TASK TO CARRY OUT
Wherever a line in the data below holds "storage", copy that line.

PROVIDED RECORDS
·····
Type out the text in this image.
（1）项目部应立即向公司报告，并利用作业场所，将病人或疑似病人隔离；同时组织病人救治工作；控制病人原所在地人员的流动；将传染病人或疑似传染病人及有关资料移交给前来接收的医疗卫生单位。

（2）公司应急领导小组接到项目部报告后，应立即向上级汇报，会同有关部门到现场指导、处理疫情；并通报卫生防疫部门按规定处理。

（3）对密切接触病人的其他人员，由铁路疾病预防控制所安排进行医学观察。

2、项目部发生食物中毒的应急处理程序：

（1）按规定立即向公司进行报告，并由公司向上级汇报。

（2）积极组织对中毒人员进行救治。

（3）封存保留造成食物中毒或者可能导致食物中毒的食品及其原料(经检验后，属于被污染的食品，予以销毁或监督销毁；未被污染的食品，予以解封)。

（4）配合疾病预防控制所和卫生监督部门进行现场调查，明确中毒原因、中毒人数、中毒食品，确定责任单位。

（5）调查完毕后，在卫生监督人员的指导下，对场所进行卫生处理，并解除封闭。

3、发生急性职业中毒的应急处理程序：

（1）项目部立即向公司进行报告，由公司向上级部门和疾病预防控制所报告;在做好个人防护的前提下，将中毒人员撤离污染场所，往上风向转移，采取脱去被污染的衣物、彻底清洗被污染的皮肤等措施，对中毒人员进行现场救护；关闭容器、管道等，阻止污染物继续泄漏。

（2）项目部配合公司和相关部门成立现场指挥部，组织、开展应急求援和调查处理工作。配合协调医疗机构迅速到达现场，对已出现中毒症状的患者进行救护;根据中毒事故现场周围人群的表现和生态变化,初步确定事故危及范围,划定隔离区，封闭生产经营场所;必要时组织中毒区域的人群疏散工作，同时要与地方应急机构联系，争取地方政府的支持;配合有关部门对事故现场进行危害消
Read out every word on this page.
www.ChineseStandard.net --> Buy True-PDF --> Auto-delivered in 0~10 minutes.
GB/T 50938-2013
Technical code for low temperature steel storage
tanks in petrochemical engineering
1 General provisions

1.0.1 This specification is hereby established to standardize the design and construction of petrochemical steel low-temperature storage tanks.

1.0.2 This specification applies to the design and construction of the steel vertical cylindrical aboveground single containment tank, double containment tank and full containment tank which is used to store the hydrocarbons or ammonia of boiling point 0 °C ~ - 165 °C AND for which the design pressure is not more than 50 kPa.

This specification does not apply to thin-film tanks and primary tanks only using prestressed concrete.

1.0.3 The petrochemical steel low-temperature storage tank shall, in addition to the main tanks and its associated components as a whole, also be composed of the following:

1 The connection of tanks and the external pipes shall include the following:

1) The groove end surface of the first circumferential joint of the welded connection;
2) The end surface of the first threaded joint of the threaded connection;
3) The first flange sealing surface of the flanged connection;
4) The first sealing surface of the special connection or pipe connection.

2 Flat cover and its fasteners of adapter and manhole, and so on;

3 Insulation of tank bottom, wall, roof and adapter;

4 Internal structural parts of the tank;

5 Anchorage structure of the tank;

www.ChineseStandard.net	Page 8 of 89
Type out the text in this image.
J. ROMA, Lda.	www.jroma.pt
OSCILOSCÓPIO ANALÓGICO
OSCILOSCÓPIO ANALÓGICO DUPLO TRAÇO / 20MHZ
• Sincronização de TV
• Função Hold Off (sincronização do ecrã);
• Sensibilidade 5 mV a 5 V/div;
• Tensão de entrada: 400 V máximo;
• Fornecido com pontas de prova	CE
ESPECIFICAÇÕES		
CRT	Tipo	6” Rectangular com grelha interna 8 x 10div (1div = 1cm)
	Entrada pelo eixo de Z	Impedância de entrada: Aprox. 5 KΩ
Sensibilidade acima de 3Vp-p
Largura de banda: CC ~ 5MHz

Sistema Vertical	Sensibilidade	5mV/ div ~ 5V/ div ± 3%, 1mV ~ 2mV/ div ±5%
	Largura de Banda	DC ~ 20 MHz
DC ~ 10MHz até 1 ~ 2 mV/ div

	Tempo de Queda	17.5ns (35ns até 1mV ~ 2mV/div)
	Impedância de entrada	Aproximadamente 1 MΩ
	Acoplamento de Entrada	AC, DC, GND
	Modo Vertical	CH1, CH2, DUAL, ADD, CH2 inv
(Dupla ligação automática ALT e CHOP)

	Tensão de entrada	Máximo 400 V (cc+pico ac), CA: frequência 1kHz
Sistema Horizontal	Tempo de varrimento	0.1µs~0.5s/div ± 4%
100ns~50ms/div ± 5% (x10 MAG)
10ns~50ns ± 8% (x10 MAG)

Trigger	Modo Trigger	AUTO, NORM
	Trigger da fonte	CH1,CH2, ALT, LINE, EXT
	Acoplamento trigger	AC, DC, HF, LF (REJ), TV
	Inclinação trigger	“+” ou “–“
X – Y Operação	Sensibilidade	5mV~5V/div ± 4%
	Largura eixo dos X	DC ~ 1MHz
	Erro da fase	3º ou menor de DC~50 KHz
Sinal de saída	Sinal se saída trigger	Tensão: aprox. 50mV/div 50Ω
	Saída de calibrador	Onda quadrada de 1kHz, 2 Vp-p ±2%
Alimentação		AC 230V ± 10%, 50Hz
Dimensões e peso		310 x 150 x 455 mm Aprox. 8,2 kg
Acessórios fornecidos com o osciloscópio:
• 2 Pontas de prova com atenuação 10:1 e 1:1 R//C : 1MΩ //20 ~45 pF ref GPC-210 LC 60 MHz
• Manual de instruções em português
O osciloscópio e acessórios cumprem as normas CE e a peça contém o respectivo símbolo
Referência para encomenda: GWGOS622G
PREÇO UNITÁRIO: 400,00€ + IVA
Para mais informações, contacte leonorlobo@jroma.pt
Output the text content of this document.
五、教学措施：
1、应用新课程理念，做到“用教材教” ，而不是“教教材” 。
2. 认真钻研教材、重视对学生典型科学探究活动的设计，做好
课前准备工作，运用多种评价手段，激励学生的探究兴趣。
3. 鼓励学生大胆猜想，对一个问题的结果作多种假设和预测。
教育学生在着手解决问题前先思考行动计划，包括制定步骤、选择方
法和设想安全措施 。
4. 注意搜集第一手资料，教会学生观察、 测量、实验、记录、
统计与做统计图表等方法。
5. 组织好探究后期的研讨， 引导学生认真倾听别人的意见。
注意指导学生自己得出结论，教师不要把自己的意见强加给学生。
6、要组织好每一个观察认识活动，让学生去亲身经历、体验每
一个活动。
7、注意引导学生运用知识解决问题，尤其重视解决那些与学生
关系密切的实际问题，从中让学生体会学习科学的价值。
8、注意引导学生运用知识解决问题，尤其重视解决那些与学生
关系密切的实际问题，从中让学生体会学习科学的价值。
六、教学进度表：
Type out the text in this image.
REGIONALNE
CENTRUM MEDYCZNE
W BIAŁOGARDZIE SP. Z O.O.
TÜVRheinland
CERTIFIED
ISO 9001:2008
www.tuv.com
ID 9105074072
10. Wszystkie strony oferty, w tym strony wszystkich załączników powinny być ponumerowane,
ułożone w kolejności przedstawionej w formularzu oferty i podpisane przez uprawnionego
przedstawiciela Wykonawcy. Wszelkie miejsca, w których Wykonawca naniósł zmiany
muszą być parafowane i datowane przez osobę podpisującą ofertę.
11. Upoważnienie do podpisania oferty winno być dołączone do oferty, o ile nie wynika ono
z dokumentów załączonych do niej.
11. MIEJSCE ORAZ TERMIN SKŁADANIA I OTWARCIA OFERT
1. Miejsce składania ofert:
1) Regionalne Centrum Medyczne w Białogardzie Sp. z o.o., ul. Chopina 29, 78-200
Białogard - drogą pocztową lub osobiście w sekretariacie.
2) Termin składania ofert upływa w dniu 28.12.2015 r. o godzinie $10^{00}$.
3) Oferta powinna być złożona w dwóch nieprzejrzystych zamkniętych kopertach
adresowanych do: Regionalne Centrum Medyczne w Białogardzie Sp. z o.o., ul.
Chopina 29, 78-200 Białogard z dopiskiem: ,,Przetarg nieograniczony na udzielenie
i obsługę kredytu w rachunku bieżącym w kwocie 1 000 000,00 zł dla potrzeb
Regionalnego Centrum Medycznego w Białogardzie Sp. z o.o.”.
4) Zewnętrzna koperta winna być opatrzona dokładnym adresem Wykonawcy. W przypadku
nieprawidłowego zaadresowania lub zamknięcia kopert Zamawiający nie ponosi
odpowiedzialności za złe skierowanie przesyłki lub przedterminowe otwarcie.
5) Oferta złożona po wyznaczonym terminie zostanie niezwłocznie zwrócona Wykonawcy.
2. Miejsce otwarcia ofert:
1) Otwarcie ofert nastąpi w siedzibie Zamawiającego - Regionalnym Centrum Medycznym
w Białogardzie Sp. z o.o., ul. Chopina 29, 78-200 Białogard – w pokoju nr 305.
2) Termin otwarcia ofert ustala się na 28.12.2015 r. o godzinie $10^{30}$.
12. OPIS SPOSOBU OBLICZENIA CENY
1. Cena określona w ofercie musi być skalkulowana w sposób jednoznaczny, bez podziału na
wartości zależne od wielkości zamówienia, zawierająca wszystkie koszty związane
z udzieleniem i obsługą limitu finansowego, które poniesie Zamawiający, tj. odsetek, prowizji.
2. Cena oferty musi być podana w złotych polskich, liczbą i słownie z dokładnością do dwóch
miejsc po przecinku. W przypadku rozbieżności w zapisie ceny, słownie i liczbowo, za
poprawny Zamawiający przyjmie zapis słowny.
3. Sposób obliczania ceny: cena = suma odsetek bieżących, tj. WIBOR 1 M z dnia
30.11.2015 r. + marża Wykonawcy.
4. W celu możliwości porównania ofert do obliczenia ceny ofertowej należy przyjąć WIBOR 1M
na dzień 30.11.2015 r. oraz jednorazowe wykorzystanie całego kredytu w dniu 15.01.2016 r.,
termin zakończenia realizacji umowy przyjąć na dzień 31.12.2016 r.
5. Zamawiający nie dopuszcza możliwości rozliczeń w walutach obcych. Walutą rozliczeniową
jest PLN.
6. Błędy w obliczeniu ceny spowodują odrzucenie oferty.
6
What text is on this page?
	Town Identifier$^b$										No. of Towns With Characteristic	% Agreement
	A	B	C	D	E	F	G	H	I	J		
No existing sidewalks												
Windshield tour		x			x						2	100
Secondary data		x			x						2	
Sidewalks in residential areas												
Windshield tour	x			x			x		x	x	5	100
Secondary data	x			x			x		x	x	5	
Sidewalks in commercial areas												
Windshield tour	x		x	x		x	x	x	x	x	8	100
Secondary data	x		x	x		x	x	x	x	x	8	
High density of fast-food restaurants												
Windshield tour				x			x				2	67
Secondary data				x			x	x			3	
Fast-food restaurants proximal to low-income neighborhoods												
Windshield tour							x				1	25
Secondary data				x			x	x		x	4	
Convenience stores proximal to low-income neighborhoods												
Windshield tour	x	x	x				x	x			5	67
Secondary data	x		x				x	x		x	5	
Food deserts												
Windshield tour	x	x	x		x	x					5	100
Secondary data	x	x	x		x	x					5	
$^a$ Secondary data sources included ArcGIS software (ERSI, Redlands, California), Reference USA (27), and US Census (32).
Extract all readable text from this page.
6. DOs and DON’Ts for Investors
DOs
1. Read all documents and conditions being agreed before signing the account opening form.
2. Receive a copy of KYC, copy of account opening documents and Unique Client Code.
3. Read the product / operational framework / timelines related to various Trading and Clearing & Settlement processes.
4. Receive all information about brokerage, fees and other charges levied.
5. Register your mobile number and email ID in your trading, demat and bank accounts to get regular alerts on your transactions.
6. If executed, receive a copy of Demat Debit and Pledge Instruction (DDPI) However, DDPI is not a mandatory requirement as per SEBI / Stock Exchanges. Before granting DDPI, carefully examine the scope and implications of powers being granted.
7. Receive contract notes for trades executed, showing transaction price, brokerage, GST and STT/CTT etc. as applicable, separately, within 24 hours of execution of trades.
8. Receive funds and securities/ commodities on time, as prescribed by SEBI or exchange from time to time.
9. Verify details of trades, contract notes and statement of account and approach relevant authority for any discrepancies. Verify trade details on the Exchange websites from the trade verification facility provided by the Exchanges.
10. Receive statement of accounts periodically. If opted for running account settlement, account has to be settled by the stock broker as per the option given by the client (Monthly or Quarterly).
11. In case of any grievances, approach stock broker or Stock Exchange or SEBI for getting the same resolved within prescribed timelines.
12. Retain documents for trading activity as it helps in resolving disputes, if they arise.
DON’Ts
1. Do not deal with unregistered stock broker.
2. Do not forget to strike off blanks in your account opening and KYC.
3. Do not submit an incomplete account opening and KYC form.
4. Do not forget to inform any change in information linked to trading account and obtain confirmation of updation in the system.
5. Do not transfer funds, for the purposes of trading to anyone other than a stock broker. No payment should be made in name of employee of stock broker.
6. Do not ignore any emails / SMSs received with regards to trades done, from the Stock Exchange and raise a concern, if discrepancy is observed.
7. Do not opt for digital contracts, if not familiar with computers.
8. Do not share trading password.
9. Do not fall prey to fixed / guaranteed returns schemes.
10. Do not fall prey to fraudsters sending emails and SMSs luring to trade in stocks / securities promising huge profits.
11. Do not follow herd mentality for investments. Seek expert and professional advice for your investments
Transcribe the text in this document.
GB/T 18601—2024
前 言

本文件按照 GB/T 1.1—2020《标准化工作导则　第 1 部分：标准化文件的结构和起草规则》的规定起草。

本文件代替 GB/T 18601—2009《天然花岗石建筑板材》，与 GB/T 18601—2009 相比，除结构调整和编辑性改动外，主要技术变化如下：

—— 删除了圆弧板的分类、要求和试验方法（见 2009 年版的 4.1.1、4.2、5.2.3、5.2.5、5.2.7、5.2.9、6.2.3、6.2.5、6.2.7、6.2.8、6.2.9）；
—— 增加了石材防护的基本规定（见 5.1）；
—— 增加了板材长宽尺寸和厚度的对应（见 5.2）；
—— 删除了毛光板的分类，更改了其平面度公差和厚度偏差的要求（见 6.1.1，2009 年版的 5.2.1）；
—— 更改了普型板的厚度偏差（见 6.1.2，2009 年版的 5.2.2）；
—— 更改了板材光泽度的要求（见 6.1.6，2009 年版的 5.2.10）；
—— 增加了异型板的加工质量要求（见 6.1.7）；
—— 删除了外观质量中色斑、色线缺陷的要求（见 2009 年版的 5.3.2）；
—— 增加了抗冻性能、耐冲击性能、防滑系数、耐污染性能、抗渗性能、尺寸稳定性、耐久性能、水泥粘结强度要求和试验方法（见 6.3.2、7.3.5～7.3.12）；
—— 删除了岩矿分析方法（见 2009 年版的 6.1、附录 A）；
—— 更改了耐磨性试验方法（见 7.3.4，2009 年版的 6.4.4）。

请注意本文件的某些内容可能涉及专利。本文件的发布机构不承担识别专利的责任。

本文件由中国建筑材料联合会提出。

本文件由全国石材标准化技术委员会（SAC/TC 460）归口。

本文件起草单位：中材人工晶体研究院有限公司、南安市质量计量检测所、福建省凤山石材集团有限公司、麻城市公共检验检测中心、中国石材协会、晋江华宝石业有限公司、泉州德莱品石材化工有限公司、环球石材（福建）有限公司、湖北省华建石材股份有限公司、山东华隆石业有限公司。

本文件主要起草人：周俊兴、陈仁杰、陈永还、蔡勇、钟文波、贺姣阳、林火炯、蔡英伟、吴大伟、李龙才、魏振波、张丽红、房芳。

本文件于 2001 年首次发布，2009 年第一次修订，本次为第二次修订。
·····
FULL SOLUTION
Technical code for low temperature steel storage
1.0.1 This specification is hereby established to standardize the design and construction of petrochemical steel low-temperature storage tanks.
1.0.3 The petrochemical steel low-temperature storage tank shall, in addition to the main tanks and its associated components as a whole, also be composed of the following:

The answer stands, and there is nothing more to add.